*SET PROBLEM*
Reproduce every record exactly as it appears, but not the pictures.

::: INPUT FOR THIS TASK :::

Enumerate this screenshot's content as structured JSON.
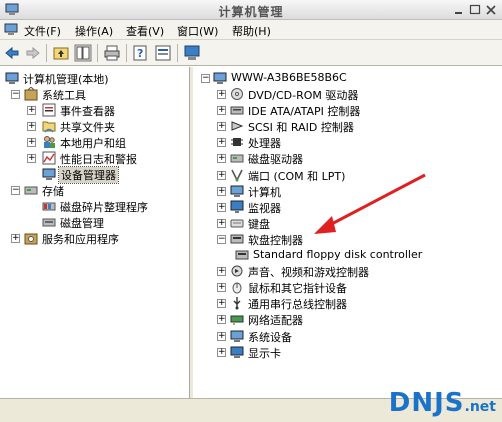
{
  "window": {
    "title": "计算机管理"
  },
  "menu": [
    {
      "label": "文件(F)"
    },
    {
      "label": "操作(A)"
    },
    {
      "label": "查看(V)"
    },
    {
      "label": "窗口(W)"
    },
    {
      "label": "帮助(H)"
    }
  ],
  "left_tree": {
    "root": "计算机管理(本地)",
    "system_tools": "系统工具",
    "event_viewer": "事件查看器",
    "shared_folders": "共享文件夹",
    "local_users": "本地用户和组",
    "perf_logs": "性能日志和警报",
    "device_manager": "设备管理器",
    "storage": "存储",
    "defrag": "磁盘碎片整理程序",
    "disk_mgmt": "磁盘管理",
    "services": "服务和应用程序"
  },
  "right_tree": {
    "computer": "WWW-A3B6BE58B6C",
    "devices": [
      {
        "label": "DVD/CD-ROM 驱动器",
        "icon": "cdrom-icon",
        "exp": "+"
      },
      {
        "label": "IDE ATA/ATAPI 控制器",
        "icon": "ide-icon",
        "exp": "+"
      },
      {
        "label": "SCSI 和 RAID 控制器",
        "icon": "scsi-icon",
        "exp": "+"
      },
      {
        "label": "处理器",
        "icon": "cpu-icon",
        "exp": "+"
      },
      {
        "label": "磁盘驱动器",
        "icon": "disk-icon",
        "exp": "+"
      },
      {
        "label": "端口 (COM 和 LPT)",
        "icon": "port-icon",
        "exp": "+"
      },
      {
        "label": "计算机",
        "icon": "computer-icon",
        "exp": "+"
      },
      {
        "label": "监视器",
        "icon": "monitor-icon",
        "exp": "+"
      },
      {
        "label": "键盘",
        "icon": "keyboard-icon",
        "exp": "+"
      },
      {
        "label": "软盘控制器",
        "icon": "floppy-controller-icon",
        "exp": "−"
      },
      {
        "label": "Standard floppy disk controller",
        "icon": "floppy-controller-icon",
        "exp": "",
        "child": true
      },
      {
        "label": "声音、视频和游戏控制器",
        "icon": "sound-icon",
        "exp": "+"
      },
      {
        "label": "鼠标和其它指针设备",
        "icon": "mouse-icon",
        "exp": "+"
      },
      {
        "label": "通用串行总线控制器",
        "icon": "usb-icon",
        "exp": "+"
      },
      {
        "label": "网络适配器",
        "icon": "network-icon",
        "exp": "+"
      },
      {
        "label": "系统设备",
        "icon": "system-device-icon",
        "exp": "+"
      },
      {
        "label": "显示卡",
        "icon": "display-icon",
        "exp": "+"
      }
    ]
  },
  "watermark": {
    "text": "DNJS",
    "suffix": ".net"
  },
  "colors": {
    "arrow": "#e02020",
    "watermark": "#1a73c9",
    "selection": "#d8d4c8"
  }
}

:::

*RESULT FOR THIS TASK*
Enumerate this screenshot's content as structured JSON.
{
  "window": {
    "title": "计算机管理"
  },
  "menu": [
    {
      "label": "文件(F)"
    },
    {
      "label": "操作(A)"
    },
    {
      "label": "查看(V)"
    },
    {
      "label": "窗口(W)"
    },
    {
      "label": "帮助(H)"
    }
  ],
  "left_tree": {
    "root": "计算机管理(本地)",
    "system_tools": "系统工具",
    "event_viewer": "事件查看器",
    "shared_folders": "共享文件夹",
    "local_users": "本地用户和组",
    "perf_logs": "性能日志和警报",
    "device_manager": "设备管理器",
    "storage": "存储",
    "defrag": "磁盘碎片整理程序",
    "disk_mgmt": "磁盘管理",
    "services": "服务和应用程序"
  },
  "right_tree": {
    "computer": "WWW-A3B6BE58B6C",
    "devices": [
      {
        "label": "DVD/CD-ROM 驱动器",
        "icon": "cdrom-icon",
        "exp": "+"
      },
      {
        "label": "IDE ATA/ATAPI 控制器",
        "icon": "ide-icon",
        "exp": "+"
      },
      {
        "label": "SCSI 和 RAID 控制器",
        "icon": "scsi-icon",
        "exp": "+"
      },
      {
        "label": "处理器",
        "icon": "cpu-icon",
        "exp": "+"
      },
      {
        "label": "磁盘驱动器",
        "icon": "disk-icon",
        "exp": "+"
      },
      {
        "label": "端口 (COM 和 LPT)",
        "icon": "port-icon",
        "exp": "+"
      },
      {
        "label": "计算机",
        "icon": "computer-icon",
        "exp": "+"
      },
      {
        "label": "监视器",
        "icon": "monitor-icon",
        "exp": "+"
      },
      {
        "label": "键盘",
        "icon": "keyboard-icon",
        "exp": "+"
      },
      {
        "label": "软盘控制器",
        "icon": "floppy-controller-icon",
        "exp": "−"
      },
      {
        "label": "Standard floppy disk controller",
        "icon": "floppy-controller-icon",
        "exp": "",
        "child": true
      },
      {
        "label": "声音、视频和游戏控制器",
        "icon": "sound-icon",
        "exp": "+"
      },
      {
        "label": "鼠标和其它指针设备",
        "icon": "mouse-icon",
        "exp": "+"
      },
      {
        "label": "通用串行总线控制器",
        "icon": "usb-icon",
        "exp": "+"
      },
      {
        "label": "网络适配器",
        "icon": "network-icon",
        "exp": "+"
      },
      {
        "label": "系统设备",
        "icon": "system-device-icon",
        "exp": "+"
      },
      {
        "label": "显示卡",
        "icon": "display-icon",
        "exp": "+"
      }
    ]
  },
  "watermark": {
    "text": "DNJS",
    "suffix": ".net"
  },
  "colors": {
    "arrow": "#e02020",
    "watermark": "#1a73c9",
    "selection": "#d8d4c8"
  }
}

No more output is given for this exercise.